═══ The data ═══

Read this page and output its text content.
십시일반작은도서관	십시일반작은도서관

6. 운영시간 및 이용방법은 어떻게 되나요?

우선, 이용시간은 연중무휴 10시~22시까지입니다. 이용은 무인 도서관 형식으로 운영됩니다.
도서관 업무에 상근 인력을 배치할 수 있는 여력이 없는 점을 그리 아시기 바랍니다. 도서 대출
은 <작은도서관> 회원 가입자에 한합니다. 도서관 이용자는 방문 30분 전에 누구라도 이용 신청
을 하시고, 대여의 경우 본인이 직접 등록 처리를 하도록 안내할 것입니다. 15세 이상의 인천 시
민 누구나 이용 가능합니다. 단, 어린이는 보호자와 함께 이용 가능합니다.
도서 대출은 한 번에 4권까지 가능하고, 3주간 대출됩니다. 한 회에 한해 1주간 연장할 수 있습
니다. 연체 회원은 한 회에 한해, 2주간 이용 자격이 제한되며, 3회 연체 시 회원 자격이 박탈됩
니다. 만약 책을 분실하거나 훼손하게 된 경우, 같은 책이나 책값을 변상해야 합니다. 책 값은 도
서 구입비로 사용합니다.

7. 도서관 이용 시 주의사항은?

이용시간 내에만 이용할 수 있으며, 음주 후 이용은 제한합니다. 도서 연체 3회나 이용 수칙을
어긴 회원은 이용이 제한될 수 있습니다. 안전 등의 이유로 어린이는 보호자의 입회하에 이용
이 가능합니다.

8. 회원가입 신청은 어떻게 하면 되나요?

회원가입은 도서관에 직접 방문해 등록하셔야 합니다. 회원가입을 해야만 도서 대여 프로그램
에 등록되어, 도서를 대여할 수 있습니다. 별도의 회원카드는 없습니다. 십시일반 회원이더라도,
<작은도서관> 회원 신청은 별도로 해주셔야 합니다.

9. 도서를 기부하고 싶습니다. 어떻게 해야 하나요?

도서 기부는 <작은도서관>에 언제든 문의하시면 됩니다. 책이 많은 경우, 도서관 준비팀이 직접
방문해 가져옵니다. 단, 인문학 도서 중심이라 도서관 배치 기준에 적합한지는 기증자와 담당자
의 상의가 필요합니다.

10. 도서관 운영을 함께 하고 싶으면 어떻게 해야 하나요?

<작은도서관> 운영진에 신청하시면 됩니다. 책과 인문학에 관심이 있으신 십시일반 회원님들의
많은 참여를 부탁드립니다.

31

═══

(Task directions) Print the whole listing again, exactly.

(Solution)
Read this page and output its text content.
십시일반작은도서관	십시일반작은도서관

6. 운영시간 및 이용방법은 어떻게 되나요?

우선, 이용시간은 연중무휴 10시~22시까지입니다. 이용은 무인 도서관 형식으로 운영됩니다.
도서관 업무에 상근 인력을 배치할 수 있는 여력이 없는 점을 그리 아시기 바랍니다. 도서 대출
은 <작은도서관> 회원 가입자에 한합니다. 도서관 이용자는 방문 30분 전에 누구라도 이용 신청
을 하시고, 대여의 경우 본인이 직접 등록 처리를 하도록 안내할 것입니다. 15세 이상의 인천 시
민 누구나 이용 가능합니다. 단, 어린이는 보호자와 함께 이용 가능합니다.
도서 대출은 한 번에 4권까지 가능하고, 3주간 대출됩니다. 한 회에 한해 1주간 연장할 수 있습
니다. 연체 회원은 한 회에 한해, 2주간 이용 자격이 제한되며, 3회 연체 시 회원 자격이 박탈됩
니다. 만약 책을 분실하거나 훼손하게 된 경우, 같은 책이나 책값을 변상해야 합니다. 책 값은 도
서 구입비로 사용합니다.

7. 도서관 이용 시 주의사항은?

이용시간 내에만 이용할 수 있으며, 음주 후 이용은 제한합니다. 도서 연체 3회나 이용 수칙을
어긴 회원은 이용이 제한될 수 있습니다. 안전 등의 이유로 어린이는 보호자의 입회하에 이용
이 가능합니다.

8. 회원가입 신청은 어떻게 하면 되나요?

회원가입은 도서관에 직접 방문해 등록하셔야 합니다. 회원가입을 해야만 도서 대여 프로그램
에 등록되어, 도서를 대여할 수 있습니다. 별도의 회원카드는 없습니다. 십시일반 회원이더라도,
<작은도서관> 회원 신청은 별도로 해주셔야 합니다.

9. 도서를 기부하고 싶습니다. 어떻게 해야 하나요?

도서 기부는 <작은도서관>에 언제든 문의하시면 됩니다. 책이 많은 경우, 도서관 준비팀이 직접
방문해 가져옵니다. 단, 인문학 도서 중심이라 도서관 배치 기준에 적합한지는 기증자와 담당자
의 상의가 필요합니다.

10. 도서관 운영을 함께 하고 싶으면 어떻게 해야 하나요?

<작은도서관> 운영진에 신청하시면 됩니다. 책과 인문학에 관심이 있으신 십시일반 회원님들의
많은 참여를 부탁드립니다.

31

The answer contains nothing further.